(Brief)
Scan the entries below and report only how many lines contain "Deviations".
☆ ☆ ☆ ☆
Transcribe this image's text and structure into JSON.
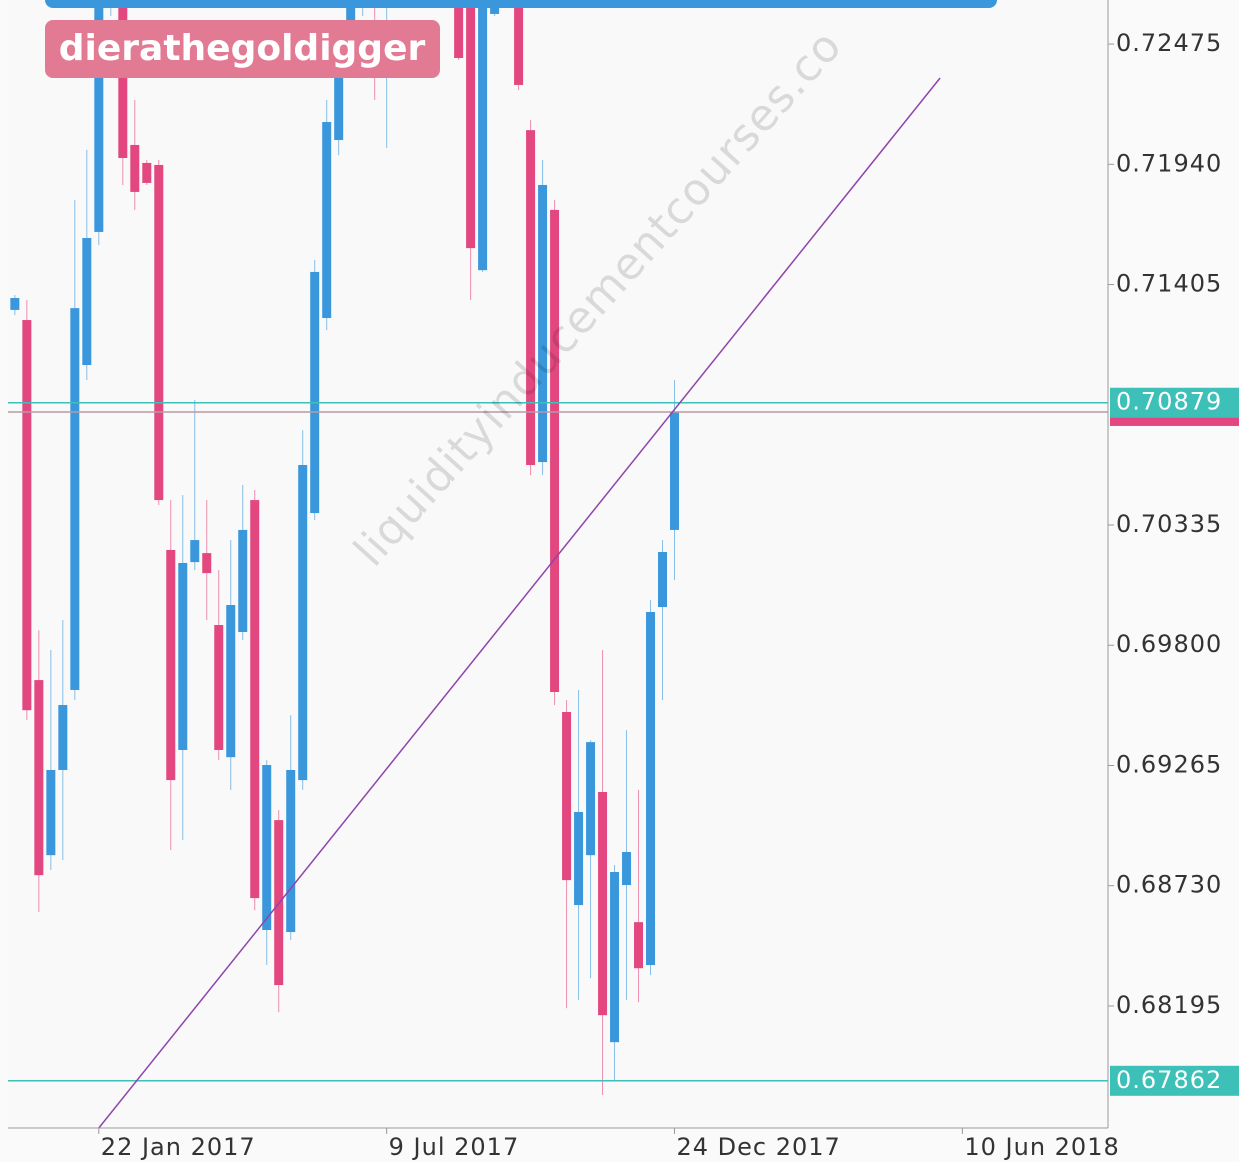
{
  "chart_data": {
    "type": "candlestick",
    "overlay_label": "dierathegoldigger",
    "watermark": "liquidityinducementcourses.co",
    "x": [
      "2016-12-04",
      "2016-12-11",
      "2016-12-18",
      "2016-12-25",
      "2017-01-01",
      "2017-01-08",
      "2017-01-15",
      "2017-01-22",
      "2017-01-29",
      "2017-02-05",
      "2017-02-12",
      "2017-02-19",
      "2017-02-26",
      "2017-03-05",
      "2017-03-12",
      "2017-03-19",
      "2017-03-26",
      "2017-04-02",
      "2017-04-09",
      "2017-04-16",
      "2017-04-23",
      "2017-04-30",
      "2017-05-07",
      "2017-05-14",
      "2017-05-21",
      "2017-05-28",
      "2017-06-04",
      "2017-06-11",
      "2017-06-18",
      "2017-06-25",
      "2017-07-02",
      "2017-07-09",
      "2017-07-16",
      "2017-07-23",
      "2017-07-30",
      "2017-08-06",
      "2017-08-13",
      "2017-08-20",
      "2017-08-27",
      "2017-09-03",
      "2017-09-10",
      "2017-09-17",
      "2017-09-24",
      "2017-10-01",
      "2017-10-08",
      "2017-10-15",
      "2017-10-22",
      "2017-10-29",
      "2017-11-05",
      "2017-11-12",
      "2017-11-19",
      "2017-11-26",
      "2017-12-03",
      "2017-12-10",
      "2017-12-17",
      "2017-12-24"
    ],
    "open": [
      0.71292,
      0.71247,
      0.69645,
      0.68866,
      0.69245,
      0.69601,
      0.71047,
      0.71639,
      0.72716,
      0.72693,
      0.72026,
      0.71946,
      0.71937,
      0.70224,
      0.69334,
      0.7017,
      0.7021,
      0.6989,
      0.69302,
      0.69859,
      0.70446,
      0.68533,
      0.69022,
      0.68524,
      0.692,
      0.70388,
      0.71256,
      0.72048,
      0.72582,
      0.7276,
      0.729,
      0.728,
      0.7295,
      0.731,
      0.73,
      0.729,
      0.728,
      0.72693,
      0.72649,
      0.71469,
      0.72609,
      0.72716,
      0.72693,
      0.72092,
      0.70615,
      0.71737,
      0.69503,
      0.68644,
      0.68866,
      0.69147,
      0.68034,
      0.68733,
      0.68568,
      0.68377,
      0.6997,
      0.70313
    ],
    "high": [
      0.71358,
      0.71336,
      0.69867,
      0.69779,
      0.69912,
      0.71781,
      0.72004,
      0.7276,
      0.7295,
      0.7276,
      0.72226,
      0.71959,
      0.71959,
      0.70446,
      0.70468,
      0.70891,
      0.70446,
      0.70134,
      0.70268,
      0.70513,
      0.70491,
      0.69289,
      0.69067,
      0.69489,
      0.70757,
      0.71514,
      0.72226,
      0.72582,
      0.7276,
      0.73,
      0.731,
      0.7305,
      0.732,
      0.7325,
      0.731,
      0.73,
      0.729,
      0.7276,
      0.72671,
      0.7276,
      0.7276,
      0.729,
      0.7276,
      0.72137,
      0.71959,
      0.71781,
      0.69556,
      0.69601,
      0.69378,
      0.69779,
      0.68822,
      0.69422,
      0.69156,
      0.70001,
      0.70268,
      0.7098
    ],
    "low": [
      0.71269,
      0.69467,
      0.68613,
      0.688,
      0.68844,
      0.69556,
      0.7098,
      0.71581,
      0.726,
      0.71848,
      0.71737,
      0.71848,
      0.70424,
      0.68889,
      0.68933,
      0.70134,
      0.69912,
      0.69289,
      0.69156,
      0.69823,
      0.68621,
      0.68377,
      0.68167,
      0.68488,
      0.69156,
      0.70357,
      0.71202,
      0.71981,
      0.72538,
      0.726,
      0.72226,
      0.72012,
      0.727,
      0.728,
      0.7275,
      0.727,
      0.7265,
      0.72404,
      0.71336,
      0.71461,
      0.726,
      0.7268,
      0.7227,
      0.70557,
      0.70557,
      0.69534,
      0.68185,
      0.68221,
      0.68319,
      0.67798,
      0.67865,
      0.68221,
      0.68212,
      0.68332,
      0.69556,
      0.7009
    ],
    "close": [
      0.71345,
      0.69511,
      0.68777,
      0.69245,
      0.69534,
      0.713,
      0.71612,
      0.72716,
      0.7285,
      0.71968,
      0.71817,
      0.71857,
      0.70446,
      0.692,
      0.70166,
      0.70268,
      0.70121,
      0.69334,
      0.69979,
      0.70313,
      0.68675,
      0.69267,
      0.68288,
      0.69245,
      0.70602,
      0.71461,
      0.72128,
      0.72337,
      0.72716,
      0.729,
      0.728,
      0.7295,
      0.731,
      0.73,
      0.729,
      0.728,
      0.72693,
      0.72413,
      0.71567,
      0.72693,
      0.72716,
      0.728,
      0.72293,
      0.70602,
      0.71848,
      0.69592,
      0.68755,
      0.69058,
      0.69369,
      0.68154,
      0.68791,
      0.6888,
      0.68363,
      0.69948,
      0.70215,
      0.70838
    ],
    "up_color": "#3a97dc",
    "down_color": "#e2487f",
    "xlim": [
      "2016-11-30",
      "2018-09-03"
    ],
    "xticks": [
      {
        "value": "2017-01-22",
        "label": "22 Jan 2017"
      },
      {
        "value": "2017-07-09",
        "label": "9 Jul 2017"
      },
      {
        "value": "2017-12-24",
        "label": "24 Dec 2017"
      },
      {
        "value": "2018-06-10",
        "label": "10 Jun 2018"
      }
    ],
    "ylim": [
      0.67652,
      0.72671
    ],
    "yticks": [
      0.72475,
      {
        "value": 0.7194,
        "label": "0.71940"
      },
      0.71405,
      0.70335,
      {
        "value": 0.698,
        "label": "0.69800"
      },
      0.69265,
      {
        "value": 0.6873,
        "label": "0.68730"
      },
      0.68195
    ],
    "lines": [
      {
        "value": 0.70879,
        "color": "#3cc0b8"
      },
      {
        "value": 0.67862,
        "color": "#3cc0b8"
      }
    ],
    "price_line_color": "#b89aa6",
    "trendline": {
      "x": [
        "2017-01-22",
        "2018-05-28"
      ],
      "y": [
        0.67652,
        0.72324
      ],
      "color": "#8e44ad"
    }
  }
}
☆ ☆ ☆ ☆
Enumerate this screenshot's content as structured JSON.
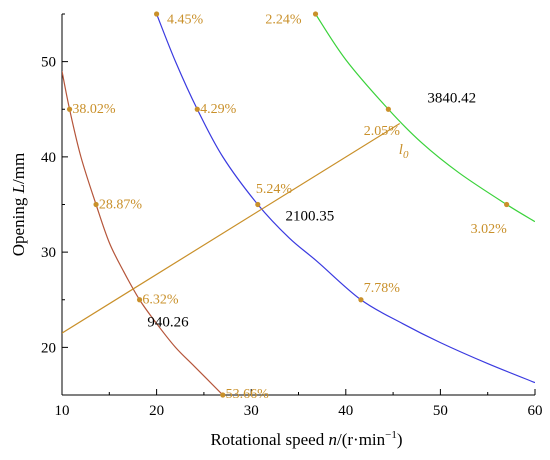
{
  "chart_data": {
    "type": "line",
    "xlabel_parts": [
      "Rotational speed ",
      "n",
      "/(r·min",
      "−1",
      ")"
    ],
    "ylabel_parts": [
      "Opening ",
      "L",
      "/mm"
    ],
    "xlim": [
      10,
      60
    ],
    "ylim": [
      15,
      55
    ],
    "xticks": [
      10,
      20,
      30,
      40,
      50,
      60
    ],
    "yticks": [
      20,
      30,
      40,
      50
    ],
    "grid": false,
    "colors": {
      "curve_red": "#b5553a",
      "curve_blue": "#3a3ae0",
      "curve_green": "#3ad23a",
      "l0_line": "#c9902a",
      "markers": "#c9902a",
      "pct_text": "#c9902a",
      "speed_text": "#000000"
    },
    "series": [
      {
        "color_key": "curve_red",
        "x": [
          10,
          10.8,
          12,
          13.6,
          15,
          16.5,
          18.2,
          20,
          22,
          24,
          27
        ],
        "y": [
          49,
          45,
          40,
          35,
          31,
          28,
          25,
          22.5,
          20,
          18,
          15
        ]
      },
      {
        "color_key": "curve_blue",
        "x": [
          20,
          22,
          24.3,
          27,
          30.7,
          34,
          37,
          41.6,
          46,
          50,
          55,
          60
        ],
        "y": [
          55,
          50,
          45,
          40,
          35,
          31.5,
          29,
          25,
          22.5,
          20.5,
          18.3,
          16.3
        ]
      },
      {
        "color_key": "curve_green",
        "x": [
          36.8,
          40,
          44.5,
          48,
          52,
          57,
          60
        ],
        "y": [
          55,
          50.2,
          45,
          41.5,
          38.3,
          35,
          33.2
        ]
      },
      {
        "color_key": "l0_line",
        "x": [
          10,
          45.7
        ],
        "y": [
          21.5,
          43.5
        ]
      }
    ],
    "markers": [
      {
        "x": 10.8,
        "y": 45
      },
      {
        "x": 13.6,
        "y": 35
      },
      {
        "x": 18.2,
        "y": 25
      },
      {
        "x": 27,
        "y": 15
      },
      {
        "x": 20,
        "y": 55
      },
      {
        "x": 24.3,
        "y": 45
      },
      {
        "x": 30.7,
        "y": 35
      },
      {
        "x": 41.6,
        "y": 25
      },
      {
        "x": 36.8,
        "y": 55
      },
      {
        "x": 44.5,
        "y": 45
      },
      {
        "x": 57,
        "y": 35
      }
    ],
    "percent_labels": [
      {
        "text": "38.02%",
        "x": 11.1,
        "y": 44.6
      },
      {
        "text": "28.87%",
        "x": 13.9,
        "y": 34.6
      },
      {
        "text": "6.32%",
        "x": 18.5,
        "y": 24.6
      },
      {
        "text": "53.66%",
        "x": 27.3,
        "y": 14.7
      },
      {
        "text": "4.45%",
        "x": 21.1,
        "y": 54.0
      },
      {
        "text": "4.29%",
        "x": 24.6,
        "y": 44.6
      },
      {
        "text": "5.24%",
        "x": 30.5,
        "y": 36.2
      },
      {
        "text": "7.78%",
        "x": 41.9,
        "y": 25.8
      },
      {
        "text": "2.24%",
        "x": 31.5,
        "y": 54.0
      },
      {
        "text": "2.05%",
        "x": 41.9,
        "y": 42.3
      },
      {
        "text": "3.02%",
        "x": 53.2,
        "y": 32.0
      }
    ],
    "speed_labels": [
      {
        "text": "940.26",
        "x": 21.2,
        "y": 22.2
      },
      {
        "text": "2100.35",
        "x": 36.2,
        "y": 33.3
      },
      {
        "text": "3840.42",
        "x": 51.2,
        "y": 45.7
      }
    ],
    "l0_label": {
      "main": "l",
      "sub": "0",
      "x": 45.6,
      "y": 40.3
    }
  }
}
☆ ☆ ☆ ☆
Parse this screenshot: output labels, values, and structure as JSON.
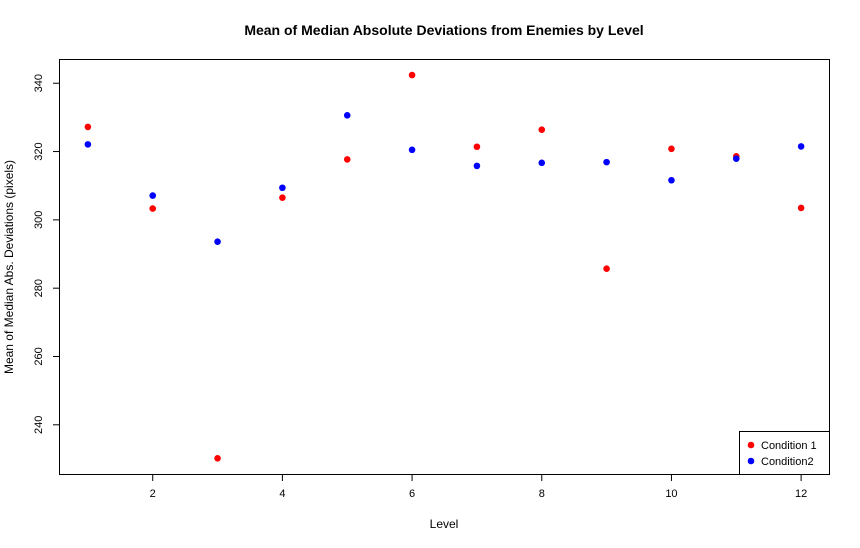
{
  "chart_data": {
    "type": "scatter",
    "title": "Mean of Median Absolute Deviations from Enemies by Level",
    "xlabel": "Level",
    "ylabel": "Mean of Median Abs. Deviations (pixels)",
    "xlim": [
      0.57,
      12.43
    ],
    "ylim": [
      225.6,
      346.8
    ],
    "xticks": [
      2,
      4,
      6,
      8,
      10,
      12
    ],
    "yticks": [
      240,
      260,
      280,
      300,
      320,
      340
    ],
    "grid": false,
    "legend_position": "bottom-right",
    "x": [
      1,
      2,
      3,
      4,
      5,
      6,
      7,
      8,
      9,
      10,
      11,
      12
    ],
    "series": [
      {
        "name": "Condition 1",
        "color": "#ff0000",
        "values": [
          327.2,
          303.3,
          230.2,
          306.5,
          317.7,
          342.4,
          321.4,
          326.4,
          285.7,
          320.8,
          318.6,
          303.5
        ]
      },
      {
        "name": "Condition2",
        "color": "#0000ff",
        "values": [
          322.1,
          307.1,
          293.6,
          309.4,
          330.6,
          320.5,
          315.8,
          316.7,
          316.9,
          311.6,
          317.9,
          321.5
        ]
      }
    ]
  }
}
☆ ☆ ☆ ☆
(Solution to this problem)
2